What is being asked ▸
Transcribe the records exactly. Pictures do not belong in the transcription.

════

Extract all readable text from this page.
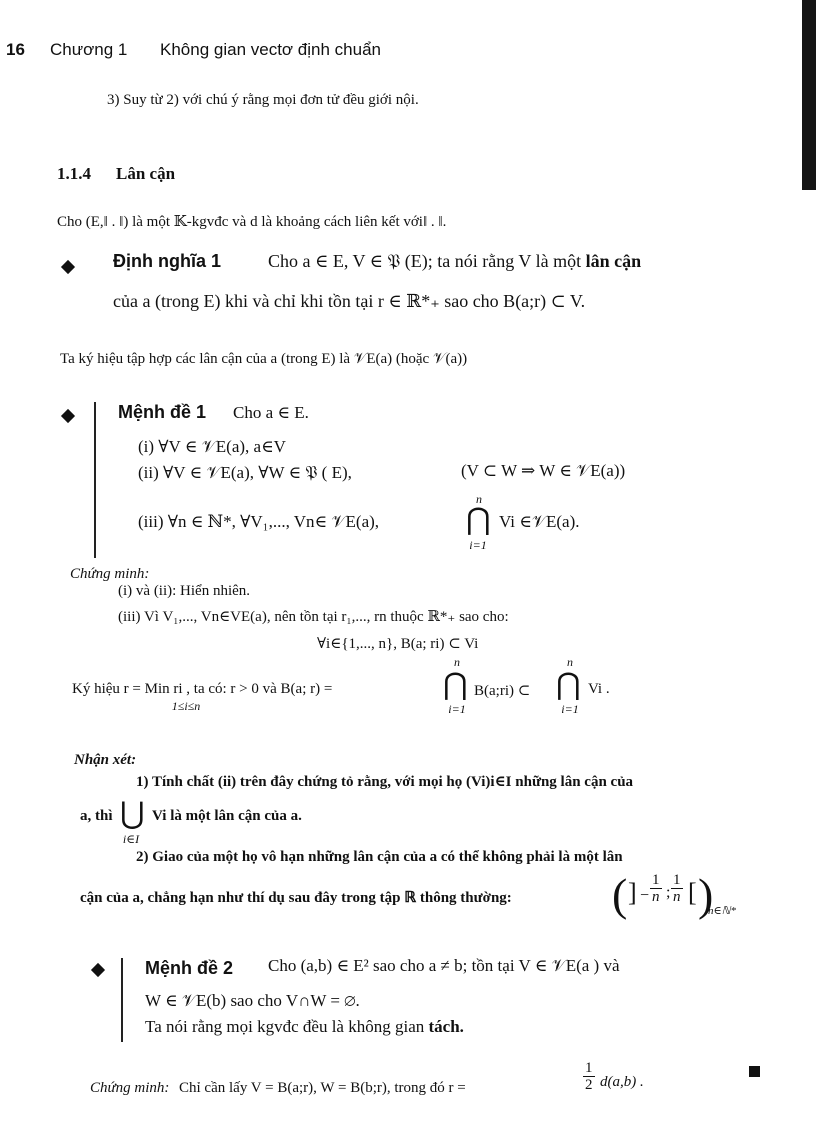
16 Chương 1 Không gian vectơ định chuẩn
3) Suy từ 2) với chú ý rằng mọi đơn tử đều giới nội.
1.1.4 Lân cận
Cho (E,‖ . ‖) là một 𝕂-kgvđc và d là khoảng cách liên kết với‖ . ‖.
Định nghĩa 1	Cho a ∈ E, V ∈ 𝔓 (E); ta nói rằng V là một lân cận
của a (trong E) khi và chỉ khi tồn tại r ∈ ℝ*₊ sao cho B(a;r) ⊂ V.
Ta ký hiệu tập hợp các lân cận của a (trong E) là 𝒱E(a) (hoặc 𝒱(a))
Mệnh đề 1 Cho a ∈ E.
(i) ∀V ∈ 𝒱E(a), a∈V
(ii) ∀V ∈ 𝒱E(a), ∀W ∈ 𝔓 ( E),	(V ⊂ W ⇒ W ∈ 𝒱E(a))
(iii) ∀n ∈ ℕ*, ∀V₁,..., Vn∈ 𝒱E(a),
n
⋂
i=1
Vi ∈𝒱E(a).
Chứng minh:
(i) và (ii): Hiển nhiên.
(iii) Vì V₁,..., Vn∈VE(a), nên tồn tại r₁,..., rn thuộc ℝ*₊ sao cho:
∀i∈{1,..., n}, B(a; ri) ⊂ Vi
Ký hiệu r = Min ri , ta có: r > 0 và B(a; r) =
1≤i≤n
n
⋂
i=1
B(a;ri) ⊂
n
⋂
i=1
Vi .
Nhận xét:
1) Tính chất (ii) trên đây chứng tỏ rằng, với mọi họ (Vi)i∈I những lân cận của
a, thì ⋃
i∈I
Vi là một lân cận của a.
2) Giao của một họ vô hạn những lân cận của a có thể không phải là một lân
cận của a, chẳng hạn như thí dụ sau đây trong tập ℝ thông thường: ( ] − $\frac{1}{n}$ ; $\frac{1}{n}$ [ )
n∈ℕ*
Mệnh đề 2 Cho (a,b) ∈ E² sao cho a ≠ b; tồn tại V ∈ 𝒱E(a ) và
W ∈ 𝒱E(b) sao cho V∩W = ∅.
Ta nói rằng mọi kgvđc đều là không gian tách.
Chứng minh: Chỉ cần lấy V = B(a;r), W = B(b;r), trong đó r =	$\frac{1}{2} d(a,b)$ .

════

Finished exercise ▸
Extract all readable text from this page.
16 Chương 1 Không gian vectơ định chuẩn
3) Suy từ 2) với chú ý rằng mọi đơn tử đều giới nội.
1.1.4 Lân cận
Cho (E,‖ . ‖) là một 𝕂-kgvđc và d là khoảng cách liên kết với‖ . ‖.
Định nghĩa 1	Cho a ∈ E, V ∈ 𝔓 (E); ta nói rằng V là một lân cận
của a (trong E) khi và chỉ khi tồn tại r ∈ ℝ*₊ sao cho B(a;r) ⊂ V.
Ta ký hiệu tập hợp các lân cận của a (trong E) là 𝒱E(a) (hoặc 𝒱(a))
Mệnh đề 1 Cho a ∈ E.
(i) ∀V ∈ 𝒱E(a), a∈V
(ii) ∀V ∈ 𝒱E(a), ∀W ∈ 𝔓 ( E),	(V ⊂ W ⇒ W ∈ 𝒱E(a))
(iii) ∀n ∈ ℕ*, ∀V₁,..., Vn∈ 𝒱E(a),
n
⋂
i=1
Vi ∈𝒱E(a).
Chứng minh:
(i) và (ii): Hiển nhiên.
(iii) Vì V₁,..., Vn∈VE(a), nên tồn tại r₁,..., rn thuộc ℝ*₊ sao cho:
∀i∈{1,..., n}, B(a; ri) ⊂ Vi
Ký hiệu r = Min ri , ta có: r > 0 và B(a; r) =
1≤i≤n
n
⋂
i=1
B(a;ri) ⊂
n
⋂
i=1
Vi .
Nhận xét:
1) Tính chất (ii) trên đây chứng tỏ rằng, với mọi họ (Vi)i∈I những lân cận của
a, thì ⋃
i∈I
Vi là một lân cận của a.
2) Giao của một họ vô hạn những lân cận của a có thể không phải là một lân
cận của a, chẳng hạn như thí dụ sau đây trong tập ℝ thông thường: ( ] − $\frac{1}{n}$ ; $\frac{1}{n}$ [ )
n∈ℕ*
Mệnh đề 2 Cho (a,b) ∈ E² sao cho a ≠ b; tồn tại V ∈ 𝒱E(a ) và
W ∈ 𝒱E(b) sao cho V∩W = ∅.
Ta nói rằng mọi kgvđc đều là không gian tách.
Chứng minh: Chỉ cần lấy V = B(a;r), W = B(b;r), trong đó r =	$\frac{1}{2} d(a,b)$ .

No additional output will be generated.